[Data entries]
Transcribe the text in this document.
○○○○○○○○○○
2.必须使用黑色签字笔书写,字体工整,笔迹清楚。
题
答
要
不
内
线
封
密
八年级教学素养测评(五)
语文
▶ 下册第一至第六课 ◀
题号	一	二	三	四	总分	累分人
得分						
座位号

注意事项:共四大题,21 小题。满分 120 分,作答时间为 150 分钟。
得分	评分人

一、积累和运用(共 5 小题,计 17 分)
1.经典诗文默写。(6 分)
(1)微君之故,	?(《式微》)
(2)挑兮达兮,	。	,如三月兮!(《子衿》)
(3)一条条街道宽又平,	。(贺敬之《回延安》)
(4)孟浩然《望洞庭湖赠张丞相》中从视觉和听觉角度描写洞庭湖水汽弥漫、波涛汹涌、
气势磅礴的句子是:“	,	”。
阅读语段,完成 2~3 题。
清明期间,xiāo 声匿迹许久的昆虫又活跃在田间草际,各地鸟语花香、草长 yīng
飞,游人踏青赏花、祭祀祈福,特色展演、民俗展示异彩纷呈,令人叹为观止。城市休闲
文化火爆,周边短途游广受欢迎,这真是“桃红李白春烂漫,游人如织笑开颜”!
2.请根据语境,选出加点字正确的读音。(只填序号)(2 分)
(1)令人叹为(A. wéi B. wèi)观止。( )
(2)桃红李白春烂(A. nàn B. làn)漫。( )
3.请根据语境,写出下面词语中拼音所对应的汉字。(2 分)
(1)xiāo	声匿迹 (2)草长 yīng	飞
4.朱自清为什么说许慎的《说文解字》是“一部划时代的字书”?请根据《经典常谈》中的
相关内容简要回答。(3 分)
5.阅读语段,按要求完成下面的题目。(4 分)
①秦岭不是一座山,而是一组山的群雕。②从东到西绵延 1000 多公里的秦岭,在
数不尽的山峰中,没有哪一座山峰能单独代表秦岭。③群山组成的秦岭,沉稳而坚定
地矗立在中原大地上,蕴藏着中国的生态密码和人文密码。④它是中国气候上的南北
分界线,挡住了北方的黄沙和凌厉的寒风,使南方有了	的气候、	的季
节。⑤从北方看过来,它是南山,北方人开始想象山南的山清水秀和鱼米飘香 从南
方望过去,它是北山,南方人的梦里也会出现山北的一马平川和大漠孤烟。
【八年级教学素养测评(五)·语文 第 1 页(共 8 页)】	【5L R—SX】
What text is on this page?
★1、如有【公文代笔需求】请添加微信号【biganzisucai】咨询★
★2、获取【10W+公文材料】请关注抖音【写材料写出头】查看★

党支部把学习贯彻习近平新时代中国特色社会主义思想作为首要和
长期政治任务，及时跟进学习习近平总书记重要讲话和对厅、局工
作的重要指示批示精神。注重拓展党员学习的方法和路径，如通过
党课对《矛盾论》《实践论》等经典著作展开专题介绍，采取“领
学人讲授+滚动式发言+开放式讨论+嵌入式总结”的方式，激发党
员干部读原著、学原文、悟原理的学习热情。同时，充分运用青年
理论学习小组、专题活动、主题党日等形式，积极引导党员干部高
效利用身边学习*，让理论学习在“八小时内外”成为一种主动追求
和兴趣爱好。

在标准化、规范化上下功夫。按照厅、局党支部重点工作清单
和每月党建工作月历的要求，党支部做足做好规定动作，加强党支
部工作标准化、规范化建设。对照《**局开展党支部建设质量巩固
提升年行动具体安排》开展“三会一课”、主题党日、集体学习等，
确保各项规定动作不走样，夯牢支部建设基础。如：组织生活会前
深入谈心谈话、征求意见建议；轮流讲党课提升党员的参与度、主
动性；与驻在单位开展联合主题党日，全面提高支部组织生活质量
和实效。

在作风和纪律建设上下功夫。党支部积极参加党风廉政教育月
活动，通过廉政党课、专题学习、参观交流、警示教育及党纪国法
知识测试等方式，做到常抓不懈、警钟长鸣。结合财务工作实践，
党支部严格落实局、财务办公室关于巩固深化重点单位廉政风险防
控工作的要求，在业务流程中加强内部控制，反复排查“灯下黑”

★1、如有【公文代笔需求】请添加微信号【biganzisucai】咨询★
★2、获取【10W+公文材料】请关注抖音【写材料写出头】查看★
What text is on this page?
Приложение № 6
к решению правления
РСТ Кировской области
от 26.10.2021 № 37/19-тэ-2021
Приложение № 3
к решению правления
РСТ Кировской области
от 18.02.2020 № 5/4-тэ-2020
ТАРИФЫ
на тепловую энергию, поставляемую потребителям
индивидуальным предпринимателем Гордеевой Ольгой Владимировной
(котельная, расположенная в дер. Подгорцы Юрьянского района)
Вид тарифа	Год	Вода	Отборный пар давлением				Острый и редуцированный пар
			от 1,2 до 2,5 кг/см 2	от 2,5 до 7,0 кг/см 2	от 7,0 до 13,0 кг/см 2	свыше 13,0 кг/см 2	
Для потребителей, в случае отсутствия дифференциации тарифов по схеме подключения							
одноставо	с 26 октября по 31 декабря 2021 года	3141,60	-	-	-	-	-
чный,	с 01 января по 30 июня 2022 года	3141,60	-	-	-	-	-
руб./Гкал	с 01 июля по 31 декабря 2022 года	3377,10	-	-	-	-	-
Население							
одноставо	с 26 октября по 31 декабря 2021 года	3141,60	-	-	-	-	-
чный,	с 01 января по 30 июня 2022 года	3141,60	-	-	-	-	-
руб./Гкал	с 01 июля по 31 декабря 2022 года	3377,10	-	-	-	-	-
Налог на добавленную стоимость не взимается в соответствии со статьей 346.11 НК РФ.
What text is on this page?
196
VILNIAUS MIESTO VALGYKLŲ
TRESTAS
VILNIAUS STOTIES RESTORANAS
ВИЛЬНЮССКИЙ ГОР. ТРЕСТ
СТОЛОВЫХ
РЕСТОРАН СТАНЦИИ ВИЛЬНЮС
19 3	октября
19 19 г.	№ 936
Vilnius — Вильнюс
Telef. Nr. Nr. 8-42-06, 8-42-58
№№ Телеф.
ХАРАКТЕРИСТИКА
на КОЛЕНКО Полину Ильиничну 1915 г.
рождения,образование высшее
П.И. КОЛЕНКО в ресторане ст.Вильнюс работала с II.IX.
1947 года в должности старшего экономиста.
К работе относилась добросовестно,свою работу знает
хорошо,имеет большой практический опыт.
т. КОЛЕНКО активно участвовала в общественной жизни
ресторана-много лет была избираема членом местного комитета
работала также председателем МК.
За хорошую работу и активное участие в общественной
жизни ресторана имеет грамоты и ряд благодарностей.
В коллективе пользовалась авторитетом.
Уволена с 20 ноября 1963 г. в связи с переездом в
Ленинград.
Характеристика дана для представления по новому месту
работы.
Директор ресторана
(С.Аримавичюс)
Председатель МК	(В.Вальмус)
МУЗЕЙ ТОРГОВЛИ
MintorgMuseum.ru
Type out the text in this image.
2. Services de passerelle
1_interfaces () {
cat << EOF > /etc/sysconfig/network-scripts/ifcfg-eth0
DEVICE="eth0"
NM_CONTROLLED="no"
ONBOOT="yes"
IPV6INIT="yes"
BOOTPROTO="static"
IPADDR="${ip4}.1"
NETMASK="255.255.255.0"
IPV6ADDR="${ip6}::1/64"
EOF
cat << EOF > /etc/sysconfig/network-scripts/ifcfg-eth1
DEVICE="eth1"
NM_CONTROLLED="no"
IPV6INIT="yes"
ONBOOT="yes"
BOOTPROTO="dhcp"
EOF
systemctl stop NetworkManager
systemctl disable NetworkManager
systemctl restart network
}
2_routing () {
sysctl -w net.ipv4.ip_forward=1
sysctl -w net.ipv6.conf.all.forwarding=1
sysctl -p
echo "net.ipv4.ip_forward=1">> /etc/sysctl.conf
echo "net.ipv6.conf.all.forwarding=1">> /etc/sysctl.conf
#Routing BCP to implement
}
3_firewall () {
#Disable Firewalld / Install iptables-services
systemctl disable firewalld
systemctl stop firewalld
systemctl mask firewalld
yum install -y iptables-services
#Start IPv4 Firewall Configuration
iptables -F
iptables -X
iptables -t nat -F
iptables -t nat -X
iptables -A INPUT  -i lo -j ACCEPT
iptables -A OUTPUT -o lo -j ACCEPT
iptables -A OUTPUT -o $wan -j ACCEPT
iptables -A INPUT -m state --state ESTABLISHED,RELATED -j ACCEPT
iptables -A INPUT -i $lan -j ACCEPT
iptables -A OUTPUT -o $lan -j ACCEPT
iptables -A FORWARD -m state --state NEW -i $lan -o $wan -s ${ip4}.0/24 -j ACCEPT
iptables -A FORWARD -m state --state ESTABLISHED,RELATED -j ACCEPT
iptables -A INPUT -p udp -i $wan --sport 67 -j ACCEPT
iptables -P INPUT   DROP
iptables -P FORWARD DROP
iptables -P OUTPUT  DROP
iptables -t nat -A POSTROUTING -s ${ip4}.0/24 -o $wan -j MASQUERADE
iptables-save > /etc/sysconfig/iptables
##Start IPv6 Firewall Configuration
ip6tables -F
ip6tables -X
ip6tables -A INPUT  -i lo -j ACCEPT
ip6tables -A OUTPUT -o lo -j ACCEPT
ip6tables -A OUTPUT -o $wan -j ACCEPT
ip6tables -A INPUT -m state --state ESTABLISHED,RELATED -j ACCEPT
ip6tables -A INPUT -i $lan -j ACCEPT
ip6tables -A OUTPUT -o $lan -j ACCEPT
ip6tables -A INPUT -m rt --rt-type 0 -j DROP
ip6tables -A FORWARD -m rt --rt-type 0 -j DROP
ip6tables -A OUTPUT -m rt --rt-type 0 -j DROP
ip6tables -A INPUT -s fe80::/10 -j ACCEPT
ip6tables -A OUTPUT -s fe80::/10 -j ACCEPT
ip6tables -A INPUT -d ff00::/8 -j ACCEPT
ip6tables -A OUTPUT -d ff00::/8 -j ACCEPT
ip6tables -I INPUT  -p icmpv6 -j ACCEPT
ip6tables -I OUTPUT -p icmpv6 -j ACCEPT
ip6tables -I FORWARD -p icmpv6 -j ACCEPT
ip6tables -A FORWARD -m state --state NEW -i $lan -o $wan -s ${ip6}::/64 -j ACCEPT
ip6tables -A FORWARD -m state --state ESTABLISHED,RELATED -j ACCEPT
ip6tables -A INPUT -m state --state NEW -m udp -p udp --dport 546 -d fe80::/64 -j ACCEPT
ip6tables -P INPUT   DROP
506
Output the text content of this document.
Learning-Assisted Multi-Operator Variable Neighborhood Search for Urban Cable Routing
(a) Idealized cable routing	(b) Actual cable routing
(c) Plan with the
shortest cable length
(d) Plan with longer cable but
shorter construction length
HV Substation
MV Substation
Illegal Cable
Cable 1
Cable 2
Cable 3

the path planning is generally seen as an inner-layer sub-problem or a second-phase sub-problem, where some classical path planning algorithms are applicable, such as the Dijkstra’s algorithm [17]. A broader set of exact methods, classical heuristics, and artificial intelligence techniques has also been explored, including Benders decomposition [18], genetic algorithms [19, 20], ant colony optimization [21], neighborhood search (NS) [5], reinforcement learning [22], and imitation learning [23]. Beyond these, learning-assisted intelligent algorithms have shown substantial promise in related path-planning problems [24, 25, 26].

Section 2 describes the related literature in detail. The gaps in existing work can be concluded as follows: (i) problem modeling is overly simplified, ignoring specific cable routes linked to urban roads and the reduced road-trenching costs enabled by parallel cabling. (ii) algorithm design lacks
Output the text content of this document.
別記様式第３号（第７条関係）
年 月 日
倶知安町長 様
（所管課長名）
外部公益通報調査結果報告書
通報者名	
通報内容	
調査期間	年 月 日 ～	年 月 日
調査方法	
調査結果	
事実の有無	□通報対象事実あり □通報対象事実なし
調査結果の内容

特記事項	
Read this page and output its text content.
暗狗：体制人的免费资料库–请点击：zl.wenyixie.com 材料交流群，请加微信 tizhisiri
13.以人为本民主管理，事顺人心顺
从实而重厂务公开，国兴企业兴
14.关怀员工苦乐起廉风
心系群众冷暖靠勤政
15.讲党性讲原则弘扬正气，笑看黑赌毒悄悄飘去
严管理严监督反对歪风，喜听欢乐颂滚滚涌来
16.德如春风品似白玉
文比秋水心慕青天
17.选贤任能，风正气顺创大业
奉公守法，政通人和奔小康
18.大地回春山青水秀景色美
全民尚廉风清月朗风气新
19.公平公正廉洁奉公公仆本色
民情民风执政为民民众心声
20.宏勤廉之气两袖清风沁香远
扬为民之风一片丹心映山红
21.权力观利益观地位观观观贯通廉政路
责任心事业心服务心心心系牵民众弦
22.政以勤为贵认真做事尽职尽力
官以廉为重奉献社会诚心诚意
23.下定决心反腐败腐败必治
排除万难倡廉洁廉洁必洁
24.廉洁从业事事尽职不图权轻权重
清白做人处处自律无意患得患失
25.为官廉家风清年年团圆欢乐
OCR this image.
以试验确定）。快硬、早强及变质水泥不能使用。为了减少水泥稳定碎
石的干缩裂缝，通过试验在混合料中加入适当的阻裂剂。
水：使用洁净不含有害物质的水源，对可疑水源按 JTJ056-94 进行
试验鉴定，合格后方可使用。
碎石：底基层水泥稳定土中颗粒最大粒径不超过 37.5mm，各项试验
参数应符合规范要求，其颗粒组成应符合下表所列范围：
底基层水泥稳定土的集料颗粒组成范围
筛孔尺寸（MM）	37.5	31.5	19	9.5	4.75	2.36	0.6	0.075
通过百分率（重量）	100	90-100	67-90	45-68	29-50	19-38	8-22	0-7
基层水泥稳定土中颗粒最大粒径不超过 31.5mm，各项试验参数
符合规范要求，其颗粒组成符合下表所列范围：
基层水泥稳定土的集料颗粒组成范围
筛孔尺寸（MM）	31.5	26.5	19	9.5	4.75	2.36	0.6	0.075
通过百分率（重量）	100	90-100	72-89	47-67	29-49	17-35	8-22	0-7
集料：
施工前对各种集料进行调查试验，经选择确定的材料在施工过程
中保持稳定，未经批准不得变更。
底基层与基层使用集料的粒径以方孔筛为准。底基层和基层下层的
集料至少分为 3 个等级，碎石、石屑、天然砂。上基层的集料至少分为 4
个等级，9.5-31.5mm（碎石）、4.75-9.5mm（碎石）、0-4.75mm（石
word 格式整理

**TASK STATEMENT:** Say only how many lines in the records carry the word "КОЛЕНКО".

**ANSWER TO THE TASK:** 3